-- Work to do --
Repeat the items from the very first one through the line containing "body-line: 化学学习的特点：关注物质的性质、变化、变化过程及其现象；: [204, 906, 512, 919]", replacing every "body-line" with "text-line" and leaving everything else unchanged.

-- Excerpted data --
____________________
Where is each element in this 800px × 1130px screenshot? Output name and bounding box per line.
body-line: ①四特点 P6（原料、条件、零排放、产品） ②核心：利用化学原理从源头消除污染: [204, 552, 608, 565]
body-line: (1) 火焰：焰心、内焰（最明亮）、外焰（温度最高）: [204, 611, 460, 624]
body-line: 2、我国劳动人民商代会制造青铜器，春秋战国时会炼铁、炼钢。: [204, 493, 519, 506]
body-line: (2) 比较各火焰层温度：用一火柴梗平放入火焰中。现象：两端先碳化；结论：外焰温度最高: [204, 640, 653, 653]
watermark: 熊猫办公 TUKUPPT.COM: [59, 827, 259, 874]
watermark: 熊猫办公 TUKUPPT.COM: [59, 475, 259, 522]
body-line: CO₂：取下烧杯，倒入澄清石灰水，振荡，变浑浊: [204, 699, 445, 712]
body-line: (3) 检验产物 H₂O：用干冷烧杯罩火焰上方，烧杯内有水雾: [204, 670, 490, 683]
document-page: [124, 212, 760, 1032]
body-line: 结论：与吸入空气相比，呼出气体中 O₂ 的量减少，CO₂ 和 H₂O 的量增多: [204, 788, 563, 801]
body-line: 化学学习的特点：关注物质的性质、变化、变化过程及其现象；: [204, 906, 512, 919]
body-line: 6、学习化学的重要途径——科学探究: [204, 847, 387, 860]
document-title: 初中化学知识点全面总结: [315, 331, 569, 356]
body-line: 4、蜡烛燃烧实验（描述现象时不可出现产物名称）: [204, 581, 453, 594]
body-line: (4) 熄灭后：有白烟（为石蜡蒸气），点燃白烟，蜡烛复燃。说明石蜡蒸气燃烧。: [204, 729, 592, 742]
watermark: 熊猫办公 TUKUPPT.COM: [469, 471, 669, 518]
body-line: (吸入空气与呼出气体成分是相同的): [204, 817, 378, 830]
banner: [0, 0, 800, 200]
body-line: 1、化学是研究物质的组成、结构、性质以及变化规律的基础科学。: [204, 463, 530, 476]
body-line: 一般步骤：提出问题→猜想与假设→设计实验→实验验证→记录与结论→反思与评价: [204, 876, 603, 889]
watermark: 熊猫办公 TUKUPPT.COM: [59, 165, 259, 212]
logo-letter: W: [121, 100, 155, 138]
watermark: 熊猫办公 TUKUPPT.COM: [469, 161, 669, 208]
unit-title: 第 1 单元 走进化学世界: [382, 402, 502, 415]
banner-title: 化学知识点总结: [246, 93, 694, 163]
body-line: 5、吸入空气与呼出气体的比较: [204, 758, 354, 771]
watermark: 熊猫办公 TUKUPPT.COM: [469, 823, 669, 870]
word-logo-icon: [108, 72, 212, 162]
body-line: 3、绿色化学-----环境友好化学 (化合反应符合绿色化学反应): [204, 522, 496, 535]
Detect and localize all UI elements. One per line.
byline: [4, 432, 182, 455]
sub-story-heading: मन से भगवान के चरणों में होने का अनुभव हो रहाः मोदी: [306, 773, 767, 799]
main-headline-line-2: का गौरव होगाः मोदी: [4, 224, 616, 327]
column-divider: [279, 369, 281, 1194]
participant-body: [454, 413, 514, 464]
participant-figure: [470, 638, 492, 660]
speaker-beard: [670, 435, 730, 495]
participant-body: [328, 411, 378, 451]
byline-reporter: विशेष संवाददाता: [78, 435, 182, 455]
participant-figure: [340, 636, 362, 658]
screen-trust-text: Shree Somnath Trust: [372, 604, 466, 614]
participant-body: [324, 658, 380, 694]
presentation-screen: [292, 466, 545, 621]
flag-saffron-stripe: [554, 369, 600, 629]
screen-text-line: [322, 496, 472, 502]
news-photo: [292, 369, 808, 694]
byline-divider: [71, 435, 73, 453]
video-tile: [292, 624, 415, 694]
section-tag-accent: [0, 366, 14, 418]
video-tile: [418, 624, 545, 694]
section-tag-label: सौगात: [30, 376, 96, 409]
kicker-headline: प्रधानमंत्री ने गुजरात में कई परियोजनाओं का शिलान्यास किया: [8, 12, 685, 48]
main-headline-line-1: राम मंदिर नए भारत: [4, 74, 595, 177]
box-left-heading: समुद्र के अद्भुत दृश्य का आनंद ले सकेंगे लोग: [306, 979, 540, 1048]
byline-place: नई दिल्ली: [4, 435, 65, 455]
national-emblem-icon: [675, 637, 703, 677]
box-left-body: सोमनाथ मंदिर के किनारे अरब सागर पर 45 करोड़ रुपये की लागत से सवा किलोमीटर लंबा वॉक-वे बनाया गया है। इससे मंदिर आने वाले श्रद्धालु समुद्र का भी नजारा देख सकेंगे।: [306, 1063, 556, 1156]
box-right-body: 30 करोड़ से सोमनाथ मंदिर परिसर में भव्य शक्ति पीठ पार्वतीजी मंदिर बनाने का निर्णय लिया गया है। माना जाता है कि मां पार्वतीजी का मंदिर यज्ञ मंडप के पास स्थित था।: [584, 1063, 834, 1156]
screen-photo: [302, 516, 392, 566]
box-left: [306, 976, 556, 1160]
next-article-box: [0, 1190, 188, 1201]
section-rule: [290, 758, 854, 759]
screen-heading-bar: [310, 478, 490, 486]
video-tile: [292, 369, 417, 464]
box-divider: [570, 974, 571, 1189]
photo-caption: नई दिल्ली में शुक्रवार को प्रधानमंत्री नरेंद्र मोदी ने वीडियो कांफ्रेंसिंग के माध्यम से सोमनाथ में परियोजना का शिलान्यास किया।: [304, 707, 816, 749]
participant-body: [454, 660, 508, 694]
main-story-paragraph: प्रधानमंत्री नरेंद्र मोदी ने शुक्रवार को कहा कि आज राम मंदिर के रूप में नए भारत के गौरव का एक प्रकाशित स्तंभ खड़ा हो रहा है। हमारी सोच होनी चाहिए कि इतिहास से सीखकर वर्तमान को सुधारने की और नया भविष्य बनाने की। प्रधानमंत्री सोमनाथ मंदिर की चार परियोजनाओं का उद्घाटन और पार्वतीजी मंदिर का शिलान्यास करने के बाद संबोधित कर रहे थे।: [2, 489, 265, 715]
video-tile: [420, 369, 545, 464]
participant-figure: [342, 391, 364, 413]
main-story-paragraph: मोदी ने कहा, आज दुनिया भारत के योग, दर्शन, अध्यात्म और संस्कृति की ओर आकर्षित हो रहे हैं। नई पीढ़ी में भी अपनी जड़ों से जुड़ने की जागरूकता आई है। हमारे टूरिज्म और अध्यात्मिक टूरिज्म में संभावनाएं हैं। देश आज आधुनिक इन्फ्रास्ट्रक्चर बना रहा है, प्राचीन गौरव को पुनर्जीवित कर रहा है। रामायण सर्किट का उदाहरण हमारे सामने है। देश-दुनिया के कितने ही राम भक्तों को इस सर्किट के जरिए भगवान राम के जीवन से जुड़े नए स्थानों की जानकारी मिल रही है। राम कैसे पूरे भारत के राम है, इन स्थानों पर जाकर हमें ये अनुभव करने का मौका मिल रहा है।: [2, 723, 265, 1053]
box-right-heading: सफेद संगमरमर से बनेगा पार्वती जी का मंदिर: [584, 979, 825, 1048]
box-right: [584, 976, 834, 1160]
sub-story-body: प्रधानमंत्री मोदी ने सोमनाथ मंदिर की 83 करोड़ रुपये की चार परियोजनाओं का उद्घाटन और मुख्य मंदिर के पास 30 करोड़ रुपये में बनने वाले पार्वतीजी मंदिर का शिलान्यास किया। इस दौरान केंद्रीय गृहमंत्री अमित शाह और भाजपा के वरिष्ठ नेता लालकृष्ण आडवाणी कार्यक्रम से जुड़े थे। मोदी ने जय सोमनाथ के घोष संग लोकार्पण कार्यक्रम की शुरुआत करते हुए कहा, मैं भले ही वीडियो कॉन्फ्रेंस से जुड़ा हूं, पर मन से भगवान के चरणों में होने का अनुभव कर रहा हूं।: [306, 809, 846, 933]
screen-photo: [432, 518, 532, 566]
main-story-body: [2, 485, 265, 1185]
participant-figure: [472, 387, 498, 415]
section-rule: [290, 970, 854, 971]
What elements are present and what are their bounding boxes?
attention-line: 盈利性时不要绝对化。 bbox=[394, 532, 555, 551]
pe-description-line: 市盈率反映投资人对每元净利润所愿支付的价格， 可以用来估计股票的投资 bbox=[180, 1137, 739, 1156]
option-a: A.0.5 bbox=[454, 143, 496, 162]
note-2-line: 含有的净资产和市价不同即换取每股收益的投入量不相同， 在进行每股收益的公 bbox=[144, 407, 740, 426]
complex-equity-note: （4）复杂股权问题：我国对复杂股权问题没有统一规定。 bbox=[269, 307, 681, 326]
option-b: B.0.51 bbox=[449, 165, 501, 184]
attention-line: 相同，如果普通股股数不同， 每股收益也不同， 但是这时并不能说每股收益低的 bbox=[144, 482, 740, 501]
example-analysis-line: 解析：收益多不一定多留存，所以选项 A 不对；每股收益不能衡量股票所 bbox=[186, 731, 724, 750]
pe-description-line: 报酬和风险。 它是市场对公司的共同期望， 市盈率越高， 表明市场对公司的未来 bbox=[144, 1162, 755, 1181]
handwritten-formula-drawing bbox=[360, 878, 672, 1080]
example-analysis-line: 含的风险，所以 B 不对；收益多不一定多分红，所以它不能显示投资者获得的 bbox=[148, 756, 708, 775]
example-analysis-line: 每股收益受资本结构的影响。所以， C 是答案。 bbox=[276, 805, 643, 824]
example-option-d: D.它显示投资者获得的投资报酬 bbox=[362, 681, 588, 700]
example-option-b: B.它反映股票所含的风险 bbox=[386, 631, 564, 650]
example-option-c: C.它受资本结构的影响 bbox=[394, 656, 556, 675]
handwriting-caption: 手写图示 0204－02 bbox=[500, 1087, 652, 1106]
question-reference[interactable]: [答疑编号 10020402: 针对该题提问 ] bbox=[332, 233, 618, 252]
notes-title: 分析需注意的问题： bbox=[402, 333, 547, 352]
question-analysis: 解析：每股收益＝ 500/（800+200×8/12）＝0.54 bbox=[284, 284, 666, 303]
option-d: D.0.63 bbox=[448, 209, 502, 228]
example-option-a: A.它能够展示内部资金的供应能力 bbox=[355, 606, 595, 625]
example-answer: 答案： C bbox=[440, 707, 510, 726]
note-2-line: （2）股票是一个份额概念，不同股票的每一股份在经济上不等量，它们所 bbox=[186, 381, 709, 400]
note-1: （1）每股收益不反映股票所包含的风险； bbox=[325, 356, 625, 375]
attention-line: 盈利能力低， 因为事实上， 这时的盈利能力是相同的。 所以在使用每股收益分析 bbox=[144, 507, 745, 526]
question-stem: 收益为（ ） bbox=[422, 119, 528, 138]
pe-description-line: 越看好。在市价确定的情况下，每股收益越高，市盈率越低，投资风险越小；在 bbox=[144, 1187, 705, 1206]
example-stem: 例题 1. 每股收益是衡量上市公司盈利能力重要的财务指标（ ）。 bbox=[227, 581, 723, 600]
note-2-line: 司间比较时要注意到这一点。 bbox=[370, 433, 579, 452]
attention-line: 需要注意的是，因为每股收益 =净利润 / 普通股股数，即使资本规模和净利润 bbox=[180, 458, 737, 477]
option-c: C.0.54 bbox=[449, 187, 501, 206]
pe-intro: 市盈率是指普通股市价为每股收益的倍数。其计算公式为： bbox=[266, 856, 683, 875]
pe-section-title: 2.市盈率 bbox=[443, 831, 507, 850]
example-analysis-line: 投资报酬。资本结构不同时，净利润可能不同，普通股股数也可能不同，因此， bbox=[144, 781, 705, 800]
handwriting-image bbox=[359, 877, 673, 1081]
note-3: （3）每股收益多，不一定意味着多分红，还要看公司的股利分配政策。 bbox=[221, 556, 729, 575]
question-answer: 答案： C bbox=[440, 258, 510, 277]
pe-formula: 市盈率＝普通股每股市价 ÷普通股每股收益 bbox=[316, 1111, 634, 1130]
____________________
-- Task solution --
Where is each element in this 800px × 1130px screenshot? Output name and bounding box per line.
text-line: ①四特点 P6（原料、条件、零排放、产品） ②核心：利用化学原理从源头消除污染: [204, 552, 608, 565]
text-line: (1) 火焰：焰心、内焰（最明亮）、外焰（温度最高）: [204, 611, 460, 624]
text-line: 2、我国劳动人民商代会制造青铜器，春秋战国时会炼铁、炼钢。: [204, 493, 519, 506]
text-line: (2) 比较各火焰层温度：用一火柴梗平放入火焰中。现象：两端先碳化；结论：外焰温度最高: [204, 640, 653, 653]
watermark: 熊猫办公 TUKUPPT.COM: [59, 827, 259, 874]
watermark: 熊猫办公 TUKUPPT.COM: [59, 475, 259, 522]
text-line: CO₂：取下烧杯，倒入澄清石灰水，振荡，变浑浊: [204, 699, 445, 712]
text-line: (3) 检验产物 H₂O：用干冷烧杯罩火焰上方，烧杯内有水雾: [204, 670, 490, 683]
document-page: [124, 212, 760, 1032]
text-line: 结论：与吸入空气相比，呼出气体中 O₂ 的量减少，CO₂ 和 H₂O 的量增多: [204, 788, 563, 801]
text-line: 化学学习的特点：关注物质的性质、变化、变化过程及其现象；: [204, 906, 512, 919]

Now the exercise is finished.